* Stated problem: Locate the word "color" in the entries below, then gather every line that holds it.

* Source data:

[Start]

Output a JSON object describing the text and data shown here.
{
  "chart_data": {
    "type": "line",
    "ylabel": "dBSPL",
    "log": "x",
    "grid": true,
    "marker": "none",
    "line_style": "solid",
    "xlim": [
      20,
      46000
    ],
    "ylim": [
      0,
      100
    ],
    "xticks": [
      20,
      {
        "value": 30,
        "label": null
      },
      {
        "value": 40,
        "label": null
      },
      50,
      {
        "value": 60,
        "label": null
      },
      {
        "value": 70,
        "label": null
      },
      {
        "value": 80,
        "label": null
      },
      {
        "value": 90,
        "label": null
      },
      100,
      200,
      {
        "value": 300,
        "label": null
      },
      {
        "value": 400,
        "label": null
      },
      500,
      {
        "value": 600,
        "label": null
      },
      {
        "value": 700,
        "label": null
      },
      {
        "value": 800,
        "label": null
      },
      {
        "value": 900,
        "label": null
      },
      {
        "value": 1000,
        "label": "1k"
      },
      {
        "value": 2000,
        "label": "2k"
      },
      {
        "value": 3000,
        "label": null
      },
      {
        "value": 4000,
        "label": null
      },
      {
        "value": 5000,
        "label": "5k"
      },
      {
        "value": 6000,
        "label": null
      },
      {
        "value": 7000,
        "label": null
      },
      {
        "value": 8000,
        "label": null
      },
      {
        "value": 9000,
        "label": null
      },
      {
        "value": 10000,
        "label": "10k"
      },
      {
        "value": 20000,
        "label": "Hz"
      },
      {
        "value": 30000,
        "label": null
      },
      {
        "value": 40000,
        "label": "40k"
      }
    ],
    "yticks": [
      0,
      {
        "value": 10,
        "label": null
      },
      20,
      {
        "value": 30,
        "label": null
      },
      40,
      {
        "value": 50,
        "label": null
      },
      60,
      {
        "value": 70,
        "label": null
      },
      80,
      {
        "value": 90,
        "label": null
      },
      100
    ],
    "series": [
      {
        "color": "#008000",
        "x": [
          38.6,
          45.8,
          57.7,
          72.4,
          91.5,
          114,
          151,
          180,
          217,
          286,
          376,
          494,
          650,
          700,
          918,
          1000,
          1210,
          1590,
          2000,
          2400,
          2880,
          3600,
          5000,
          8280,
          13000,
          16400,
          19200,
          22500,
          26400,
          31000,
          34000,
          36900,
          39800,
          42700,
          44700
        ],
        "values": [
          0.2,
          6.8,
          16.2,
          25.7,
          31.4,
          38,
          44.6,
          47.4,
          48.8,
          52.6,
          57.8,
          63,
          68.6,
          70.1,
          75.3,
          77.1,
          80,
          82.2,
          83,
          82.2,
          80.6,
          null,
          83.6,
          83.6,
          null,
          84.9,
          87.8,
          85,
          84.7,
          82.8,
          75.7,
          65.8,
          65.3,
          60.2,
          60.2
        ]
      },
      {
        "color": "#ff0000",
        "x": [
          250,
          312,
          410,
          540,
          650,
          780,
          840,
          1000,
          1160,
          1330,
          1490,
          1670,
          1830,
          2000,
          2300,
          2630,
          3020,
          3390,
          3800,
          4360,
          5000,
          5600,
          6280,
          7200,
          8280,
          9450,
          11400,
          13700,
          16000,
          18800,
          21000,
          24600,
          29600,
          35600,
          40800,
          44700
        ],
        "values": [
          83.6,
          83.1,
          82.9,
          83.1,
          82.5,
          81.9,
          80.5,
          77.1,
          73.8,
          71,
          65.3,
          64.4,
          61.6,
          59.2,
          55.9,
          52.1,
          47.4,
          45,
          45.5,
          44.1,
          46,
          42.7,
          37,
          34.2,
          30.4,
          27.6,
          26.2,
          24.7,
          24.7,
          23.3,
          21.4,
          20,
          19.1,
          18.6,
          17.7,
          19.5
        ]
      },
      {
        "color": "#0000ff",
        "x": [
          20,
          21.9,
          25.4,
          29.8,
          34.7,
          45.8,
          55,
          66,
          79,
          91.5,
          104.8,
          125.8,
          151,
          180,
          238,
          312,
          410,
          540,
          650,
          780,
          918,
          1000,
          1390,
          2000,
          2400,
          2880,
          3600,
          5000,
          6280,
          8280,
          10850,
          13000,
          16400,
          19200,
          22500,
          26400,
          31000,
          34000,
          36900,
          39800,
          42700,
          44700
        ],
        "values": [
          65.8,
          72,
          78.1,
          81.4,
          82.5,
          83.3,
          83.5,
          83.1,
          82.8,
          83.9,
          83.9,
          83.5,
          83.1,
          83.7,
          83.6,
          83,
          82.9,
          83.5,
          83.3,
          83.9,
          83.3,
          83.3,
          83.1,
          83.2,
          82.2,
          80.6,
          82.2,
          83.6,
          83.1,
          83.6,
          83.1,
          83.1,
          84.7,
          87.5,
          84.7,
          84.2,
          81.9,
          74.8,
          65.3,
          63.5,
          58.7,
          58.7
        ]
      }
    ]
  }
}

[End]

* Worked answer:
        "color": "#008000",
        "color": "#ff0000",
        "color": "#0000ff",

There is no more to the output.